**** Material provided ****
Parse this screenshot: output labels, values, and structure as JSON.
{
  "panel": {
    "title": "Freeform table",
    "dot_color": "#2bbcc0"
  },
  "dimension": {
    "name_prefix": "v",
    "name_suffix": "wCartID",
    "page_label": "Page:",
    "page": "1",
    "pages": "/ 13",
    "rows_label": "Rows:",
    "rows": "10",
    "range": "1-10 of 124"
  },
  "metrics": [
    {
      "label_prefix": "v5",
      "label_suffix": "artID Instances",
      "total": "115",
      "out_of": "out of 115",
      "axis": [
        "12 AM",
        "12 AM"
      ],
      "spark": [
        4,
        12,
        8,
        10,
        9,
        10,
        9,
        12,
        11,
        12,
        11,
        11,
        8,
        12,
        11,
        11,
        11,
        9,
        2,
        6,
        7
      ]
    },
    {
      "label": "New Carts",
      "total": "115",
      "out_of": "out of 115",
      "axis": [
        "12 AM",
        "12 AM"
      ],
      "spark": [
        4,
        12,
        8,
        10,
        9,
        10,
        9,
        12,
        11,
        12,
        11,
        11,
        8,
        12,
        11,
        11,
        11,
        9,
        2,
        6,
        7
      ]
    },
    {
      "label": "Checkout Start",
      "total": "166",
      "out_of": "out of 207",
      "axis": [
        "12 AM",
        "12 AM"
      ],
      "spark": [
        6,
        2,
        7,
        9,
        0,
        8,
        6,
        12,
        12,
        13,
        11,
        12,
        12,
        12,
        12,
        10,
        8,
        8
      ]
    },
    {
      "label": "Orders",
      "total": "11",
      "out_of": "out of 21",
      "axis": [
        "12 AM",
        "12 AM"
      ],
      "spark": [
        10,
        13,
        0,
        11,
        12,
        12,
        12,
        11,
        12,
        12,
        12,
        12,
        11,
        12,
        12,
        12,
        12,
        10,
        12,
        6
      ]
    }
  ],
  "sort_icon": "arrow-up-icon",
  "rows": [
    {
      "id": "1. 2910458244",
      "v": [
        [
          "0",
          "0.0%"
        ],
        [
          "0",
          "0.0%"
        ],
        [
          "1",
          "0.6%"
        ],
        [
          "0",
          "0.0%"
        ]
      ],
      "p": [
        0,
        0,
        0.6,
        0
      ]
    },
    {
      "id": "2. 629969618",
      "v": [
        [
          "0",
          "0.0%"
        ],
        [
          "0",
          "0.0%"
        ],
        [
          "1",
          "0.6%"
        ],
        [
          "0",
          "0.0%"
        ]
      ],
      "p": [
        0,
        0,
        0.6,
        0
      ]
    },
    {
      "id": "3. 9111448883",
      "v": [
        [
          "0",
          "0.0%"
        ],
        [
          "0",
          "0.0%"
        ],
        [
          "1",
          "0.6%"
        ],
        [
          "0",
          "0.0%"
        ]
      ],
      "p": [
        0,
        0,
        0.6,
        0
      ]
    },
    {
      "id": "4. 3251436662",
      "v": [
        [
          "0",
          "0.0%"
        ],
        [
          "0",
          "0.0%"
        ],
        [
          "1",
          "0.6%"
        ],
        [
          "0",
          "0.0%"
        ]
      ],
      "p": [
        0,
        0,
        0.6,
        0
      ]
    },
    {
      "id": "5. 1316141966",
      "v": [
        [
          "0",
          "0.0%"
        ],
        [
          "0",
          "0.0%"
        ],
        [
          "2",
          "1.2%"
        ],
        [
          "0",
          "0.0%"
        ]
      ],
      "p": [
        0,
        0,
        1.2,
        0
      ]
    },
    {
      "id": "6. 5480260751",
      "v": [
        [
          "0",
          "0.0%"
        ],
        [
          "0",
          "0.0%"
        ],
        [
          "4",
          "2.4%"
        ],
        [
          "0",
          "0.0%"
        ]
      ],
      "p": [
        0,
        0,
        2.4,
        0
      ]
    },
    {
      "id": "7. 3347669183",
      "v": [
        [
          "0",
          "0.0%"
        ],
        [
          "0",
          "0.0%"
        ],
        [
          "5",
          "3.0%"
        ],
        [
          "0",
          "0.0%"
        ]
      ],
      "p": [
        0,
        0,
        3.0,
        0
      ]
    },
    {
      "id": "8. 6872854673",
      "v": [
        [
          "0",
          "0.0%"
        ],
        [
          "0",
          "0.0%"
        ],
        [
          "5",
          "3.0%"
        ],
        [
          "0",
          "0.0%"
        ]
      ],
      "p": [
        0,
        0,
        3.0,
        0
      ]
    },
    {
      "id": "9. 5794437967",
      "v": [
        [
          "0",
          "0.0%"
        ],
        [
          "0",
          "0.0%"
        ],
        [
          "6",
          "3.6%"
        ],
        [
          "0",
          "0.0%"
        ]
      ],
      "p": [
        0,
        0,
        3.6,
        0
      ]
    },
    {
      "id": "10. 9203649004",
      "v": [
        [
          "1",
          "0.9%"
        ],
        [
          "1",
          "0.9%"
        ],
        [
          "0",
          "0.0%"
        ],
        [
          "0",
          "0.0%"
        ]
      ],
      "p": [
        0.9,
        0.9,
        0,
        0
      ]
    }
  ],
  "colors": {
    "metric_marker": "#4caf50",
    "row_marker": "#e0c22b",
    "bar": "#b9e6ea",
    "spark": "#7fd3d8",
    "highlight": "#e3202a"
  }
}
****
Exercise task: All the entries above need to be reproduced exactly.

Task response:
Parse this screenshot: output labels, values, and structure as JSON.
{
  "panel": {
    "title": "Freeform table",
    "dot_color": "#2bbcc0"
  },
  "dimension": {
    "name_prefix": "v",
    "name_suffix": "wCartID",
    "page_label": "Page:",
    "page": "1",
    "pages": "/ 13",
    "rows_label": "Rows:",
    "rows": "10",
    "range": "1-10 of 124"
  },
  "metrics": [
    {
      "label_prefix": "v5",
      "label_suffix": "artID Instances",
      "total": "115",
      "out_of": "out of 115",
      "axis": [
        "12 AM",
        "12 AM"
      ],
      "spark": [
        4,
        12,
        8,
        10,
        9,
        10,
        9,
        12,
        11,
        12,
        11,
        11,
        8,
        12,
        11,
        11,
        11,
        9,
        2,
        6,
        7
      ]
    },
    {
      "label": "New Carts",
      "total": "115",
      "out_of": "out of 115",
      "axis": [
        "12 AM",
        "12 AM"
      ],
      "spark": [
        4,
        12,
        8,
        10,
        9,
        10,
        9,
        12,
        11,
        12,
        11,
        11,
        8,
        12,
        11,
        11,
        11,
        9,
        2,
        6,
        7
      ]
    },
    {
      "label": "Checkout Start",
      "total": "166",
      "out_of": "out of 207",
      "axis": [
        "12 AM",
        "12 AM"
      ],
      "spark": [
        6,
        2,
        7,
        9,
        0,
        8,
        6,
        12,
        12,
        13,
        11,
        12,
        12,
        12,
        12,
        10,
        8,
        8
      ]
    },
    {
      "label": "Orders",
      "total": "11",
      "out_of": "out of 21",
      "axis": [
        "12 AM",
        "12 AM"
      ],
      "spark": [
        10,
        13,
        0,
        11,
        12,
        12,
        12,
        11,
        12,
        12,
        12,
        12,
        11,
        12,
        12,
        12,
        12,
        10,
        12,
        6
      ]
    }
  ],
  "sort_icon": "arrow-up-icon",
  "rows": [
    {
      "id": "1. 2910458244",
      "v": [
        [
          "0",
          "0.0%"
        ],
        [
          "0",
          "0.0%"
        ],
        [
          "1",
          "0.6%"
        ],
        [
          "0",
          "0.0%"
        ]
      ],
      "p": [
        0,
        0,
        0.6,
        0
      ]
    },
    {
      "id": "2. 629969618",
      "v": [
        [
          "0",
          "0.0%"
        ],
        [
          "0",
          "0.0%"
        ],
        [
          "1",
          "0.6%"
        ],
        [
          "0",
          "0.0%"
        ]
      ],
      "p": [
        0,
        0,
        0.6,
        0
      ]
    },
    {
      "id": "3. 9111448883",
      "v": [
        [
          "0",
          "0.0%"
        ],
        [
          "0",
          "0.0%"
        ],
        [
          "1",
          "0.6%"
        ],
        [
          "0",
          "0.0%"
        ]
      ],
      "p": [
        0,
        0,
        0.6,
        0
      ]
    },
    {
      "id": "4. 3251436662",
      "v": [
        [
          "0",
          "0.0%"
        ],
        [
          "0",
          "0.0%"
        ],
        [
          "1",
          "0.6%"
        ],
        [
          "0",
          "0.0%"
        ]
      ],
      "p": [
        0,
        0,
        0.6,
        0
      ]
    },
    {
      "id": "5. 1316141966",
      "v": [
        [
          "0",
          "0.0%"
        ],
        [
          "0",
          "0.0%"
        ],
        [
          "2",
          "1.2%"
        ],
        [
          "0",
          "0.0%"
        ]
      ],
      "p": [
        0,
        0,
        1.2,
        0
      ]
    },
    {
      "id": "6. 5480260751",
      "v": [
        [
          "0",
          "0.0%"
        ],
        [
          "0",
          "0.0%"
        ],
        [
          "4",
          "2.4%"
        ],
        [
          "0",
          "0.0%"
        ]
      ],
      "p": [
        0,
        0,
        2.4,
        0
      ]
    },
    {
      "id": "7. 3347669183",
      "v": [
        [
          "0",
          "0.0%"
        ],
        [
          "0",
          "0.0%"
        ],
        [
          "5",
          "3.0%"
        ],
        [
          "0",
          "0.0%"
        ]
      ],
      "p": [
        0,
        0,
        3.0,
        0
      ]
    },
    {
      "id": "8. 6872854673",
      "v": [
        [
          "0",
          "0.0%"
        ],
        [
          "0",
          "0.0%"
        ],
        [
          "5",
          "3.0%"
        ],
        [
          "0",
          "0.0%"
        ]
      ],
      "p": [
        0,
        0,
        3.0,
        0
      ]
    },
    {
      "id": "9. 5794437967",
      "v": [
        [
          "0",
          "0.0%"
        ],
        [
          "0",
          "0.0%"
        ],
        [
          "6",
          "3.6%"
        ],
        [
          "0",
          "0.0%"
        ]
      ],
      "p": [
        0,
        0,
        3.6,
        0
      ]
    },
    {
      "id": "10. 9203649004",
      "v": [
        [
          "1",
          "0.9%"
        ],
        [
          "1",
          "0.9%"
        ],
        [
          "0",
          "0.0%"
        ],
        [
          "0",
          "0.0%"
        ]
      ],
      "p": [
        0.9,
        0.9,
        0,
        0
      ]
    }
  ],
  "colors": {
    "metric_marker": "#4caf50",
    "row_marker": "#e0c22b",
    "bar": "#b9e6ea",
    "spark": "#7fd3d8",
    "highlight": "#e3202a"
  }
}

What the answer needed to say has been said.